What you should do: In the listing below, find every line with the string "pharmacophore" and pull it out.

*** Begin section ***

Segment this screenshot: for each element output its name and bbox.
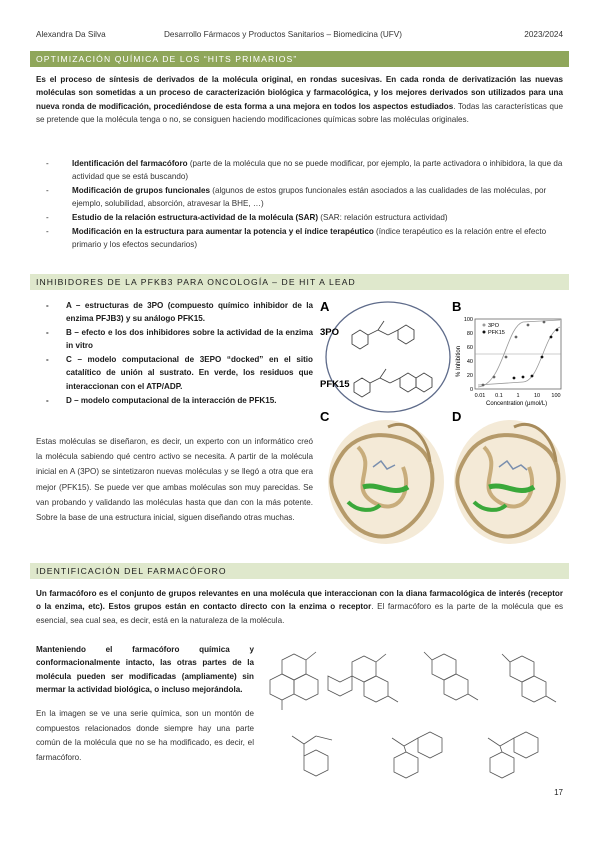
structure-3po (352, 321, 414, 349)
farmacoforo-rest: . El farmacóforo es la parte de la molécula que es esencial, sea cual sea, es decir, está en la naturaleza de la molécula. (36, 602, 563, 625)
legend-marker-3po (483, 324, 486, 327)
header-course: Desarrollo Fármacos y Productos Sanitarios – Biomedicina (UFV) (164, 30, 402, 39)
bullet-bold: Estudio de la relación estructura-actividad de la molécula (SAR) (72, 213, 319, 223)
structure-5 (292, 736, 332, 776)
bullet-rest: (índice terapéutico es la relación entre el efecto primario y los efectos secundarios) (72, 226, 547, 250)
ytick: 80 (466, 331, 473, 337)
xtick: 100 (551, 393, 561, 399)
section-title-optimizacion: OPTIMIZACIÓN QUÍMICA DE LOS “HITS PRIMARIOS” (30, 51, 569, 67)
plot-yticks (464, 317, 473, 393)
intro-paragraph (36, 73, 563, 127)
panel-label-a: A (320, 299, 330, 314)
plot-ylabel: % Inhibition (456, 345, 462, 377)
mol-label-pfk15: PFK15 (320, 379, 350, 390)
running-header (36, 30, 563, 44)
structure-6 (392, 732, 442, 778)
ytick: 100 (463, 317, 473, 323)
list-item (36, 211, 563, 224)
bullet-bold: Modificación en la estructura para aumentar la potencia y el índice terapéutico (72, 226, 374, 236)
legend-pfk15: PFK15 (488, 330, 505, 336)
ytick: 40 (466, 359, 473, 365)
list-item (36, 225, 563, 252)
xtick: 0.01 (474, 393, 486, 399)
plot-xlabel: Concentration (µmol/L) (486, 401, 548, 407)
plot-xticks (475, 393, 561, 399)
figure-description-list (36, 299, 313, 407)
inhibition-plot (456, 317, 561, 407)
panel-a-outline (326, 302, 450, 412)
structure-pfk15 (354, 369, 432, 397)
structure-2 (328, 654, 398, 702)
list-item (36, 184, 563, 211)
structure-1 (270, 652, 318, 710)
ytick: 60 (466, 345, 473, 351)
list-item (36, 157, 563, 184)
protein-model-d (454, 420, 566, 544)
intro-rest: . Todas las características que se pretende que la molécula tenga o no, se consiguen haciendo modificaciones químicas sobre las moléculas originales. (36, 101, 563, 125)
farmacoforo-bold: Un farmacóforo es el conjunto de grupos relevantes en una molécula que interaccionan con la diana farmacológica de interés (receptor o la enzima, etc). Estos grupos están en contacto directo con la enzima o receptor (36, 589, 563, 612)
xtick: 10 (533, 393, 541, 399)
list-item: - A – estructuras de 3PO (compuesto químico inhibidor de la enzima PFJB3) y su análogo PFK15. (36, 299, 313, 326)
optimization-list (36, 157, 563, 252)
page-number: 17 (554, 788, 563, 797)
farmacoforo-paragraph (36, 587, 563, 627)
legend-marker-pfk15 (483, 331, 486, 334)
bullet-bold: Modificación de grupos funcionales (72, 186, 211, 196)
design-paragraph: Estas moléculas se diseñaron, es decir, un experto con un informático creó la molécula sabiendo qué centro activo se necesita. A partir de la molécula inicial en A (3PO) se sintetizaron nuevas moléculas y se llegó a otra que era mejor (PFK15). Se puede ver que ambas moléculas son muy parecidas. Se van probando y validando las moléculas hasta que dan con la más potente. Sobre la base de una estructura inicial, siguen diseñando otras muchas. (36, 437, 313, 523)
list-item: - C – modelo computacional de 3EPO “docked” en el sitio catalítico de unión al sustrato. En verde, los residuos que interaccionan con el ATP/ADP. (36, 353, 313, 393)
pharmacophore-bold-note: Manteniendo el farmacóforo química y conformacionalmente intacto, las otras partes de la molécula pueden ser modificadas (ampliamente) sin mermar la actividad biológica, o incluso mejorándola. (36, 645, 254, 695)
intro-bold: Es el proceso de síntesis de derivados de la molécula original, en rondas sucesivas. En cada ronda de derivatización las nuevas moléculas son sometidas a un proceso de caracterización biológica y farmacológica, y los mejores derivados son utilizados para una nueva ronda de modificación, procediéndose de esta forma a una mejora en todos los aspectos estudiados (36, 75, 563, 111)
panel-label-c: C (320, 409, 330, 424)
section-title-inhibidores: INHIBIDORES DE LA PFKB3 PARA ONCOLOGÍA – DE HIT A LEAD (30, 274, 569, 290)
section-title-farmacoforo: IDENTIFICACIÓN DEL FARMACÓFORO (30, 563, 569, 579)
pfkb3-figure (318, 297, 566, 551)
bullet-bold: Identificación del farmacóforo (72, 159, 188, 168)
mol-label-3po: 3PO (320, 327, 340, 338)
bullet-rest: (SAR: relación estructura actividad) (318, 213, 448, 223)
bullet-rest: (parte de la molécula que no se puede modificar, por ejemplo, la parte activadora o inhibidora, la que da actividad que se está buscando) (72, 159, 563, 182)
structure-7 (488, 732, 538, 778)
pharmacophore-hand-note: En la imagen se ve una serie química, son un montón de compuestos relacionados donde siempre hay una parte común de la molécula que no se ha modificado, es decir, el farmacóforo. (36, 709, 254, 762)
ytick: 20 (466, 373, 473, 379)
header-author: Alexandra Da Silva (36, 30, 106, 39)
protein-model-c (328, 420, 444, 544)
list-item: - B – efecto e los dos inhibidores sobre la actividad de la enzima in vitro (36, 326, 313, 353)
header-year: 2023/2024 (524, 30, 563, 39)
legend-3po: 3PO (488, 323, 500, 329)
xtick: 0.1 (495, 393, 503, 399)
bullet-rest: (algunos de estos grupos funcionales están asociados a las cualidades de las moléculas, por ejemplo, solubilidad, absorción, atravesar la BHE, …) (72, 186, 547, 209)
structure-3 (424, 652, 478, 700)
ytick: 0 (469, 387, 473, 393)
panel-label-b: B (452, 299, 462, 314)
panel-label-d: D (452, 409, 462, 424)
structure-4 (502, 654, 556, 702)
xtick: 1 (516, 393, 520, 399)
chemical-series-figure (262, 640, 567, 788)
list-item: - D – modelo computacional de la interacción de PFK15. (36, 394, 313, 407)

*** End section ***
*** Begin section ***

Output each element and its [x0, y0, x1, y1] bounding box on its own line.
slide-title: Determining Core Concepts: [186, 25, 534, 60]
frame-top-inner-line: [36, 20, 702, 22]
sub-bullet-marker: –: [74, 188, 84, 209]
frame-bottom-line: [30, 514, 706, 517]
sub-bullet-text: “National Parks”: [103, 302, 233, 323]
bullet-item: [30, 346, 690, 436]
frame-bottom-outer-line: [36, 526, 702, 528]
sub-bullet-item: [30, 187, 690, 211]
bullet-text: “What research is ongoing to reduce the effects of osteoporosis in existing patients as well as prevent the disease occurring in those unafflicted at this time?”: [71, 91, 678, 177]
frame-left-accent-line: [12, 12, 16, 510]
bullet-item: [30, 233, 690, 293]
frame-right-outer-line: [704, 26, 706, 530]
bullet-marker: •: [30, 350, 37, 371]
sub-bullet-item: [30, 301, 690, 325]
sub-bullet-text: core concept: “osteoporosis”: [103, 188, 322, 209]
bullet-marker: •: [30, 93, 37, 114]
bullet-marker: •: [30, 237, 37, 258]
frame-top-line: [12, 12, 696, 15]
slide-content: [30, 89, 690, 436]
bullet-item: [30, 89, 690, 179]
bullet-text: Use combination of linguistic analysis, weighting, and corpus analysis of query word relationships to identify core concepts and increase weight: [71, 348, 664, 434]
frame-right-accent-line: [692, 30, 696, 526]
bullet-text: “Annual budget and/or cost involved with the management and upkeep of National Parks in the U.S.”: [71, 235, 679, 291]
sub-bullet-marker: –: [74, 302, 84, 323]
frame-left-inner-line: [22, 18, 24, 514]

*** End section ***

Task answer:
pharmacophore-bold-note: Manteniendo el farmacóforo química y conformacionalmente intacto, las otras partes de la molécula pueden ser modificadas (ampliamente) sin mermar la actividad biológica, o incluso mejorándola. (36, 645, 254, 695)
pharmacophore-hand-note: En la imagen se ve una serie química, son un montón de compuestos relacionados donde siempre hay una parte común de la molécula que no se ha modificado, es decir, el farmacóforo. (36, 709, 254, 762)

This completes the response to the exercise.